→ **INSTRUCTIONS TO FOLLOW**
Copy all of the material exactly. Pictures are not to appear in the copy.

Rows from a dataset
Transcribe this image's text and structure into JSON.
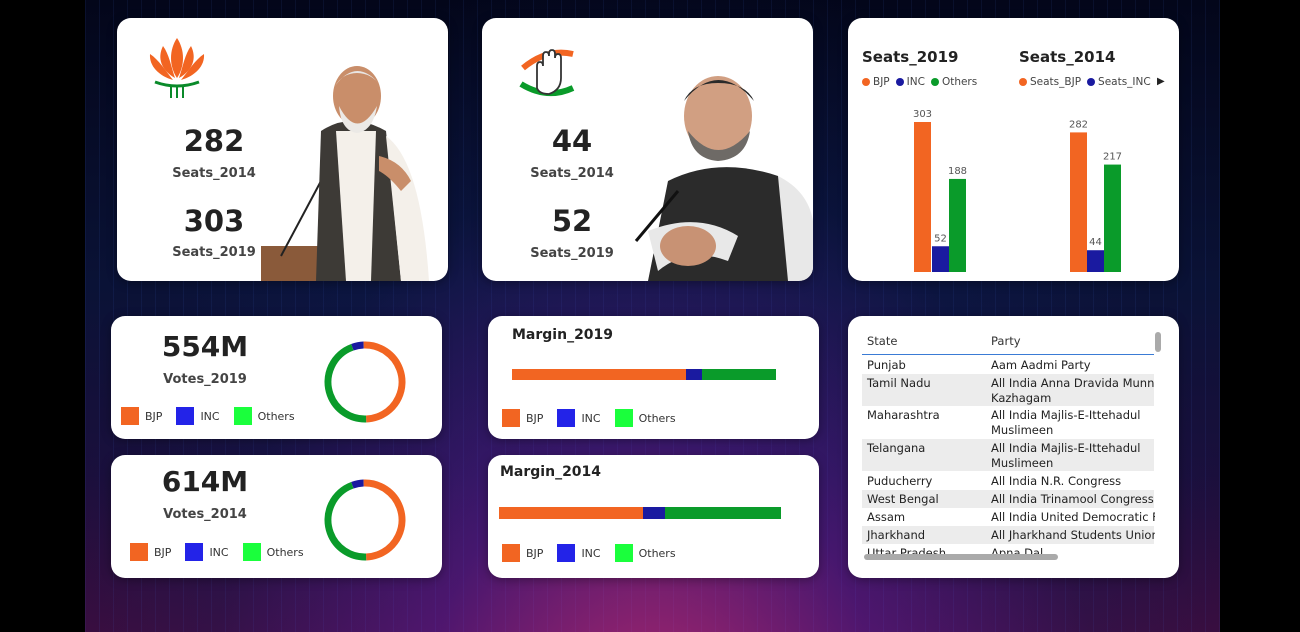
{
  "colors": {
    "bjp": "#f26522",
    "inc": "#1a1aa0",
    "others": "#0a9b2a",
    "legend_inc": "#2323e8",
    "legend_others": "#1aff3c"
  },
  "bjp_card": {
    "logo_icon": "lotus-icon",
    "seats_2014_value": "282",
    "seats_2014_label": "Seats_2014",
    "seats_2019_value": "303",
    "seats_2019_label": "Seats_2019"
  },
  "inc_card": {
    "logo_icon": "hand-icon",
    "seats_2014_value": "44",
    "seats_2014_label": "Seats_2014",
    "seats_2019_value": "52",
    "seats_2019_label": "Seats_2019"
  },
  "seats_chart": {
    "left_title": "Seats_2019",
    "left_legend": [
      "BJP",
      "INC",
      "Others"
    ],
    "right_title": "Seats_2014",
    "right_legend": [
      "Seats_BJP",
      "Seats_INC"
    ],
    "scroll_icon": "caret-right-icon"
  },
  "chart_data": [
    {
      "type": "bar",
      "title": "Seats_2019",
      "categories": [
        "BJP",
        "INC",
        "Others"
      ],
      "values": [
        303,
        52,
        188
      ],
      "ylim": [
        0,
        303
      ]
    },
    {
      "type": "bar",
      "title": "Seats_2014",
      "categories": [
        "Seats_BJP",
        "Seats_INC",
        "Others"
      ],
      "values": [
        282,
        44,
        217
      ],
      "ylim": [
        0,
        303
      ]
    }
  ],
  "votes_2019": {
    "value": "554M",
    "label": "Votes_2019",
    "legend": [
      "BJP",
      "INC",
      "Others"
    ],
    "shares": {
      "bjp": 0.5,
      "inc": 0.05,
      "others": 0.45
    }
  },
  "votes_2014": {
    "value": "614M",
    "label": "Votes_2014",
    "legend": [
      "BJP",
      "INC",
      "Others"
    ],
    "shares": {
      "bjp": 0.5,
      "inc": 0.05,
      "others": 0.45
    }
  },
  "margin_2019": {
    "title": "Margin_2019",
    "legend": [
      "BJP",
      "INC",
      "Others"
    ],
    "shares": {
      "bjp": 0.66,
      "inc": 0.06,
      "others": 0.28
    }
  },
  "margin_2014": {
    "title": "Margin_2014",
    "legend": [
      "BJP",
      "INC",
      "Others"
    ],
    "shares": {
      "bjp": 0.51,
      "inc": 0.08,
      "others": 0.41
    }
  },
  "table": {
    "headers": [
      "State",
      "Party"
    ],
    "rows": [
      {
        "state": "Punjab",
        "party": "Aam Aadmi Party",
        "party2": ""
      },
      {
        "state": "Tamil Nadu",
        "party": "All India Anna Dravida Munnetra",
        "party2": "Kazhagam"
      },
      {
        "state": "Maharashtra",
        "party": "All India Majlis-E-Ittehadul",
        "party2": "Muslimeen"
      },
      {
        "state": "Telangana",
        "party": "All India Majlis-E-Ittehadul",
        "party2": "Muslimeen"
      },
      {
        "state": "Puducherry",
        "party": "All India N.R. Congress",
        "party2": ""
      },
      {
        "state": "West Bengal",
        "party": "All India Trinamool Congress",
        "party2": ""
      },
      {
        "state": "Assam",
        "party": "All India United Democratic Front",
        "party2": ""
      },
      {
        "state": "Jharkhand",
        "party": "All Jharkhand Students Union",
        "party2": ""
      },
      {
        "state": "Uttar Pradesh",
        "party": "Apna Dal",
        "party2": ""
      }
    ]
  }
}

→ **SOLVED EXERCISE**
Transcribe this image's text and structure into JSON.
{
  "colors": {
    "bjp": "#f26522",
    "inc": "#1a1aa0",
    "others": "#0a9b2a",
    "legend_inc": "#2323e8",
    "legend_others": "#1aff3c"
  },
  "bjp_card": {
    "logo_icon": "lotus-icon",
    "seats_2014_value": "282",
    "seats_2014_label": "Seats_2014",
    "seats_2019_value": "303",
    "seats_2019_label": "Seats_2019"
  },
  "inc_card": {
    "logo_icon": "hand-icon",
    "seats_2014_value": "44",
    "seats_2014_label": "Seats_2014",
    "seats_2019_value": "52",
    "seats_2019_label": "Seats_2019"
  },
  "seats_chart": {
    "left_title": "Seats_2019",
    "left_legend": [
      "BJP",
      "INC",
      "Others"
    ],
    "right_title": "Seats_2014",
    "right_legend": [
      "Seats_BJP",
      "Seats_INC"
    ],
    "scroll_icon": "caret-right-icon"
  },
  "chart_data": [
    {
      "type": "bar",
      "title": "Seats_2019",
      "categories": [
        "BJP",
        "INC",
        "Others"
      ],
      "values": [
        303,
        52,
        188
      ],
      "ylim": [
        0,
        303
      ]
    },
    {
      "type": "bar",
      "title": "Seats_2014",
      "categories": [
        "Seats_BJP",
        "Seats_INC",
        "Others"
      ],
      "values": [
        282,
        44,
        217
      ],
      "ylim": [
        0,
        303
      ]
    }
  ],
  "votes_2019": {
    "value": "554M",
    "label": "Votes_2019",
    "legend": [
      "BJP",
      "INC",
      "Others"
    ],
    "shares": {
      "bjp": 0.5,
      "inc": 0.05,
      "others": 0.45
    }
  },
  "votes_2014": {
    "value": "614M",
    "label": "Votes_2014",
    "legend": [
      "BJP",
      "INC",
      "Others"
    ],
    "shares": {
      "bjp": 0.5,
      "inc": 0.05,
      "others": 0.45
    }
  },
  "margin_2019": {
    "title": "Margin_2019",
    "legend": [
      "BJP",
      "INC",
      "Others"
    ],
    "shares": {
      "bjp": 0.66,
      "inc": 0.06,
      "others": 0.28
    }
  },
  "margin_2014": {
    "title": "Margin_2014",
    "legend": [
      "BJP",
      "INC",
      "Others"
    ],
    "shares": {
      "bjp": 0.51,
      "inc": 0.08,
      "others": 0.41
    }
  },
  "table": {
    "headers": [
      "State",
      "Party"
    ],
    "rows": [
      {
        "state": "Punjab",
        "party": "Aam Aadmi Party",
        "party2": ""
      },
      {
        "state": "Tamil Nadu",
        "party": "All India Anna Dravida Munnetra",
        "party2": "Kazhagam"
      },
      {
        "state": "Maharashtra",
        "party": "All India Majlis-E-Ittehadul",
        "party2": "Muslimeen"
      },
      {
        "state": "Telangana",
        "party": "All India Majlis-E-Ittehadul",
        "party2": "Muslimeen"
      },
      {
        "state": "Puducherry",
        "party": "All India N.R. Congress",
        "party2": ""
      },
      {
        "state": "West Bengal",
        "party": "All India Trinamool Congress",
        "party2": ""
      },
      {
        "state": "Assam",
        "party": "All India United Democratic Front",
        "party2": ""
      },
      {
        "state": "Jharkhand",
        "party": "All Jharkhand Students Union",
        "party2": ""
      },
      {
        "state": "Uttar Pradesh",
        "party": "Apna Dal",
        "party2": ""
      }
    ]
  }
}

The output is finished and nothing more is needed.